[start Materials provided]

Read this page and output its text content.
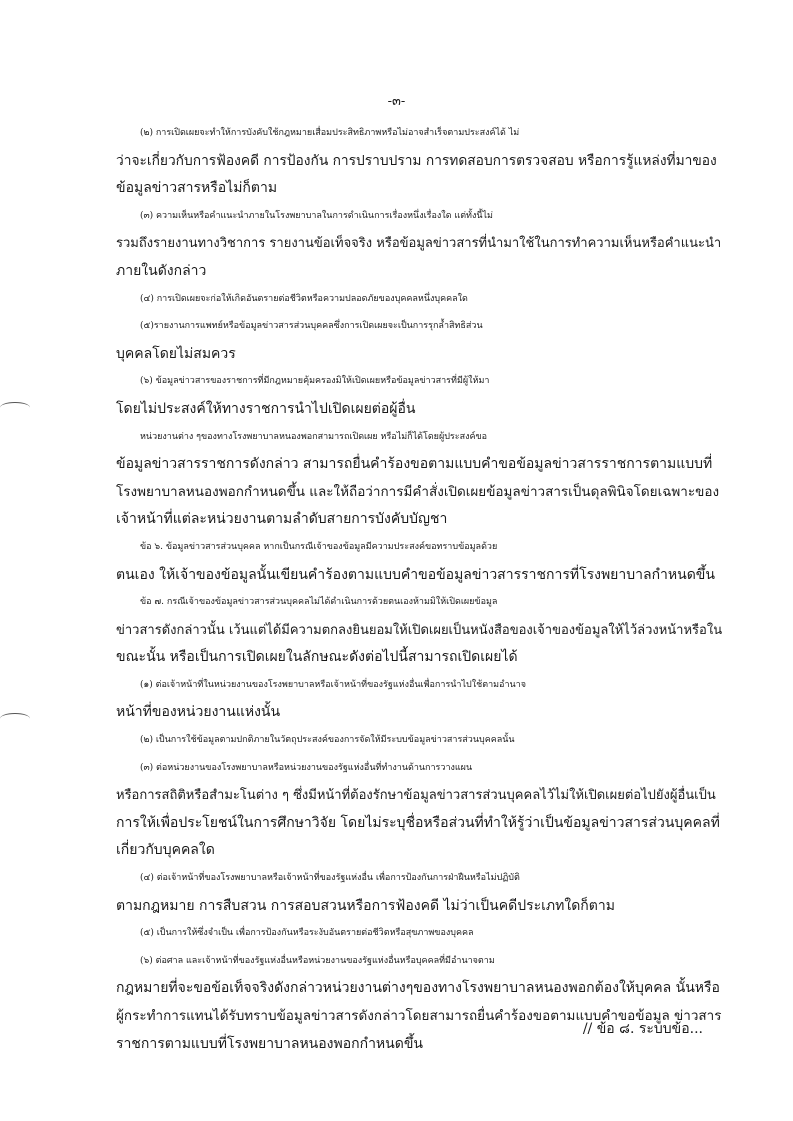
-๓-
(๒) การเปิดเผยจะทำให้การบังคับใช้กฎหมายเสื่อมประสิทธิภาพหรือไม่อาจสำเร็จตามประสงค์ได้ ไม่
ว่าจะเกี่ยวกับการฟ้องคดี การป้องกัน การปราบปราม การทดสอบการตรวจสอบ หรือการรู้แหล่งที่มาของ
ข้อมูลข่าวสารหรือไม่ก็ตาม
(๓) ความเห็นหรือคำแนะนำภายในโรงพยาบาลในการดำเนินการเรื่องหนึ่งเรื่องใด แต่ทั้งนี้ไม่
รวมถึงรายงานทางวิชาการ รายงานข้อเท็จจริง หรือข้อมูลข่าวสารที่นำมาใช้ในการทำความเห็นหรือคำแนะนำ
ภายในดังกล่าว
(๔) การเปิดเผยจะก่อให้เกิดอันตรายต่อชีวิตหรือความปลอดภัยของบุคคลหนึ่งบุคคลใด
(๕)รายงานการแพทย์หรือข้อมูลข่าวสารส่วนบุคคลซึ่งการเปิดเผยจะเป็นการรุกล้ำสิทธิส่วน
บุคคลโดยไม่สมควร
(๖) ข้อมูลข่าวสารของราชการที่มีกฎหมายคุ้มครองมิให้เปิดเผยหรือข้อมูลข่าวสารที่มีผู้ให้มา
โดยไม่ประสงค์ให้ทางราชการนำไปเปิดเผยต่อผู้อื่น
หน่วยงานต่าง ๆของทางโรงพยาบาลหนองพอกสามารถเปิดเผย หรือไม่ก็ได้โดยผู้ประสงค์ขอ
ข้อมูลข่าวสารราชการดังกล่าว สามารถยื่นคำร้องขอตามแบบคำขอข้อมูลข่าวสารราชการตามแบบที่
โรงพยาบาลหนองพอกกำหนดขึ้น และให้ถือว่าการมีคำสั่งเปิดเผยข้อมูลข่าวสารเป็นดุลพินิจโดยเฉพาะของ
เจ้าหน้าที่แต่ละหน่วยงานตามลำดับสายการบังคับบัญชา
ข้อ ๖. ข้อมูลข่าวสารส่วนบุคคล หากเป็นกรณีเจ้าของข้อมูลมีความประสงค์ขอทราบข้อมูลด้วย
ตนเอง ให้เจ้าของข้อมูลนั้นเขียนคำร้องตามแบบคำขอข้อมูลข่าวสารราชการที่โรงพยาบาลกำหนดขึ้น
ข้อ ๗. กรณีเจ้าของข้อมูลข่าวสารส่วนบุคคลไม่ได้ดำเนินการด้วยตนเองห้ามมิให้เปิดเผยข้อมูล
ข่าวสารดังกล่าวนั้น เว้นแต่ได้มีความตกลงยินยอมให้เปิดเผยเป็นหนังสือของเจ้าของข้อมูลให้ไว้ล่วงหน้าหรือใน
ขณะนั้น หรือเป็นการเปิดเผยในลักษณะดังต่อไปนี้สามารถเปิดเผยได้
(๑) ต่อเจ้าหน้าที่ในหน่วยงานของโรงพยาบาลหรือเจ้าหน้าที่ของรัฐแห่งอื่นเพื่อการนำไปใช้ตามอำนาจ
หน้าที่ของหน่วยงานแห่งนั้น
(๒) เป็นการใช้ข้อมูลตามปกติภายในวัตถุประสงค์ของการจัดให้มีระบบข้อมูลข่าวสารส่วนบุคคลนั้น
(๓) ต่อหน่วยงานของโรงพยาบาลหรือหน่วยงานของรัฐแห่งอื่นที่ทำงานด้านการวางแผน
หรือการสถิติหรือสำมะโนต่าง ๆ ซึ่งมีหน้าที่ต้องรักษาข้อมูลข่าวสารส่วนบุคคลไว้ไม่ให้เปิดเผยต่อไปยังผู้อื่นเป็น
การให้เพื่อประโยชน์ในการศึกษาวิจัย โดยไม่ระบุชื่อหรือส่วนที่ทำให้รู้ว่าเป็นข้อมูลข่าวสารส่วนบุคคลที่
เกี่ยวกับบุคคลใด
(๔) ต่อเจ้าหน้าที่ของโรงพยาบาลหรือเจ้าหน้าที่ของรัฐแห่งอื่น เพื่อการป้องกันการฝ่าฝืนหรือไม่ปฏิบัติ
ตามกฎหมาย การสืบสวน การสอบสวนหรือการฟ้องคดี ไม่ว่าเป็นคดีประเภทใดก็ตาม
(๕) เป็นการให้ซึ่งจำเป็น เพื่อการป้องกันหรือระงับอันตรายต่อชีวิตหรือสุขภาพของบุคคล
(๖) ต่อศาล และเจ้าหน้าที่ของรัฐแห่งอื่นหรือหน่วยงานของรัฐแห่งอื่นหรือบุคคลที่มีอำนาจตาม
กฎหมายที่จะขอข้อเท็จจริงดังกล่าวหน่วยงานต่างๆของทางโรงพยาบาลหนองพอกต้องให้บุคคล นั้นหรือ
ผู้กระทำการแทนได้รับทราบข้อมูลข่าวสารดังกล่าวโดยสามารถยื่นคำร้องขอตามแบบคำขอข้อมูล ข่าวสาร
ราชการตามแบบที่โรงพยาบาลหนองพอกกำหนดขึ้น
// ข้อ ๘. ระบบข้อ...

[end Materials provided]

Working from the lines above, reproduce the material exactly and exclude its pictures.

§ The result:
Read this page and output its text content.
-๓-
(๒) การเปิดเผยจะทำให้การบังคับใช้กฎหมายเสื่อมประสิทธิภาพหรือไม่อาจสำเร็จตามประสงค์ได้ ไม่
ว่าจะเกี่ยวกับการฟ้องคดี การป้องกัน การปราบปราม การทดสอบการตรวจสอบ หรือการรู้แหล่งที่มาของ
ข้อมูลข่าวสารหรือไม่ก็ตาม
(๓) ความเห็นหรือคำแนะนำภายในโรงพยาบาลในการดำเนินการเรื่องหนึ่งเรื่องใด แต่ทั้งนี้ไม่
รวมถึงรายงานทางวิชาการ รายงานข้อเท็จจริง หรือข้อมูลข่าวสารที่นำมาใช้ในการทำความเห็นหรือคำแนะนำ
ภายในดังกล่าว
(๔) การเปิดเผยจะก่อให้เกิดอันตรายต่อชีวิตหรือความปลอดภัยของบุคคลหนึ่งบุคคลใด
(๕)รายงานการแพทย์หรือข้อมูลข่าวสารส่วนบุคคลซึ่งการเปิดเผยจะเป็นการรุกล้ำสิทธิส่วน
บุคคลโดยไม่สมควร
(๖) ข้อมูลข่าวสารของราชการที่มีกฎหมายคุ้มครองมิให้เปิดเผยหรือข้อมูลข่าวสารที่มีผู้ให้มา
โดยไม่ประสงค์ให้ทางราชการนำไปเปิดเผยต่อผู้อื่น
หน่วยงานต่าง ๆของทางโรงพยาบาลหนองพอกสามารถเปิดเผย หรือไม่ก็ได้โดยผู้ประสงค์ขอ
ข้อมูลข่าวสารราชการดังกล่าว สามารถยื่นคำร้องขอตามแบบคำขอข้อมูลข่าวสารราชการตามแบบที่
โรงพยาบาลหนองพอกกำหนดขึ้น และให้ถือว่าการมีคำสั่งเปิดเผยข้อมูลข่าวสารเป็นดุลพินิจโดยเฉพาะของ
เจ้าหน้าที่แต่ละหน่วยงานตามลำดับสายการบังคับบัญชา
ข้อ ๖. ข้อมูลข่าวสารส่วนบุคคล หากเป็นกรณีเจ้าของข้อมูลมีความประสงค์ขอทราบข้อมูลด้วย
ตนเอง ให้เจ้าของข้อมูลนั้นเขียนคำร้องตามแบบคำขอข้อมูลข่าวสารราชการที่โรงพยาบาลกำหนดขึ้น
ข้อ ๗. กรณีเจ้าของข้อมูลข่าวสารส่วนบุคคลไม่ได้ดำเนินการด้วยตนเองห้ามมิให้เปิดเผยข้อมูล
ข่าวสารดังกล่าวนั้น เว้นแต่ได้มีความตกลงยินยอมให้เปิดเผยเป็นหนังสือของเจ้าของข้อมูลให้ไว้ล่วงหน้าหรือใน
ขณะนั้น หรือเป็นการเปิดเผยในลักษณะดังต่อไปนี้สามารถเปิดเผยได้
(๑) ต่อเจ้าหน้าที่ในหน่วยงานของโรงพยาบาลหรือเจ้าหน้าที่ของรัฐแห่งอื่นเพื่อการนำไปใช้ตามอำนาจ
หน้าที่ของหน่วยงานแห่งนั้น
(๒) เป็นการใช้ข้อมูลตามปกติภายในวัตถุประสงค์ของการจัดให้มีระบบข้อมูลข่าวสารส่วนบุคคลนั้น
(๓) ต่อหน่วยงานของโรงพยาบาลหรือหน่วยงานของรัฐแห่งอื่นที่ทำงานด้านการวางแผน
หรือการสถิติหรือสำมะโนต่าง ๆ ซึ่งมีหน้าที่ต้องรักษาข้อมูลข่าวสารส่วนบุคคลไว้ไม่ให้เปิดเผยต่อไปยังผู้อื่นเป็น
การให้เพื่อประโยชน์ในการศึกษาวิจัย โดยไม่ระบุชื่อหรือส่วนที่ทำให้รู้ว่าเป็นข้อมูลข่าวสารส่วนบุคคลที่
เกี่ยวกับบุคคลใด
(๔) ต่อเจ้าหน้าที่ของโรงพยาบาลหรือเจ้าหน้าที่ของรัฐแห่งอื่น เพื่อการป้องกันการฝ่าฝืนหรือไม่ปฏิบัติ
ตามกฎหมาย การสืบสวน การสอบสวนหรือการฟ้องคดี ไม่ว่าเป็นคดีประเภทใดก็ตาม
(๕) เป็นการให้ซึ่งจำเป็น เพื่อการป้องกันหรือระงับอันตรายต่อชีวิตหรือสุขภาพของบุคคล
(๖) ต่อศาล และเจ้าหน้าที่ของรัฐแห่งอื่นหรือหน่วยงานของรัฐแห่งอื่นหรือบุคคลที่มีอำนาจตาม
กฎหมายที่จะขอข้อเท็จจริงดังกล่าวหน่วยงานต่างๆของทางโรงพยาบาลหนองพอกต้องให้บุคคล นั้นหรือ
ผู้กระทำการแทนได้รับทราบข้อมูลข่าวสารดังกล่าวโดยสามารถยื่นคำร้องขอตามแบบคำขอข้อมูล ข่าวสาร
ราชการตามแบบที่โรงพยาบาลหนองพอกกำหนดขึ้น
// ข้อ ๘. ระบบข้อ...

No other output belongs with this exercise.